Copy every record word for word.

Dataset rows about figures
########################################

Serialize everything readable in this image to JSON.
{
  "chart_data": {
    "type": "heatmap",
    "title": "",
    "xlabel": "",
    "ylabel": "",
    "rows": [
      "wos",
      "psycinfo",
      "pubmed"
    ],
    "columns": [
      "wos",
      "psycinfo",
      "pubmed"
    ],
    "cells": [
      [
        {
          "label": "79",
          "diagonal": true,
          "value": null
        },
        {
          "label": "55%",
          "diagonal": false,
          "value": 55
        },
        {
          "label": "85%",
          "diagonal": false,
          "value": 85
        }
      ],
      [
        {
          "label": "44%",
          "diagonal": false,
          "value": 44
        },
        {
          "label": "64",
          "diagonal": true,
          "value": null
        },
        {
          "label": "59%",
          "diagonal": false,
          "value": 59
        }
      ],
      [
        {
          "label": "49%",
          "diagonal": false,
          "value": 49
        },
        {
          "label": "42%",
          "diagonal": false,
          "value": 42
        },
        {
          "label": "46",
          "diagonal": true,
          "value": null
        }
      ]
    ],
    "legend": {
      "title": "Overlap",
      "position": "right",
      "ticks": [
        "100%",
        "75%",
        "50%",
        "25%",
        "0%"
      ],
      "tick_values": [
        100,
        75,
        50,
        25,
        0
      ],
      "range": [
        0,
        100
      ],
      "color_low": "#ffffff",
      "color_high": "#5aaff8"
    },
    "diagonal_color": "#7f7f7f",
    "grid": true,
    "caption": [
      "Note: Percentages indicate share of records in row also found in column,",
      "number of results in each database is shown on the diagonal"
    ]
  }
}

########################################

- [Written answer]
Serialize everything readable in this image to JSON.
{
  "chart_data": {
    "type": "heatmap",
    "title": "",
    "xlabel": "",
    "ylabel": "",
    "rows": [
      "wos",
      "psycinfo",
      "pubmed"
    ],
    "columns": [
      "wos",
      "psycinfo",
      "pubmed"
    ],
    "cells": [
      [
        {
          "label": "79",
          "diagonal": true,
          "value": null
        },
        {
          "label": "55%",
          "diagonal": false,
          "value": 55
        },
        {
          "label": "85%",
          "diagonal": false,
          "value": 85
        }
      ],
      [
        {
          "label": "44%",
          "diagonal": false,
          "value": 44
        },
        {
          "label": "64",
          "diagonal": true,
          "value": null
        },
        {
          "label": "59%",
          "diagonal": false,
          "value": 59
        }
      ],
      [
        {
          "label": "49%",
          "diagonal": false,
          "value": 49
        },
        {
          "label": "42%",
          "diagonal": false,
          "value": 42
        },
        {
          "label": "46",
          "diagonal": true,
          "value": null
        }
      ]
    ],
    "legend": {
      "title": "Overlap",
      "position": "right",
      "ticks": [
        "100%",
        "75%",
        "50%",
        "25%",
        "0%"
      ],
      "tick_values": [
        100,
        75,
        50,
        25,
        0
      ],
      "range": [
        0,
        100
      ],
      "color_low": "#ffffff",
      "color_high": "#5aaff8"
    },
    "diagonal_color": "#7f7f7f",
    "grid": true,
    "caption": [
      "Note: Percentages indicate share of records in row also found in column,",
      "number of results in each database is shown on the diagonal"
    ]
  }
}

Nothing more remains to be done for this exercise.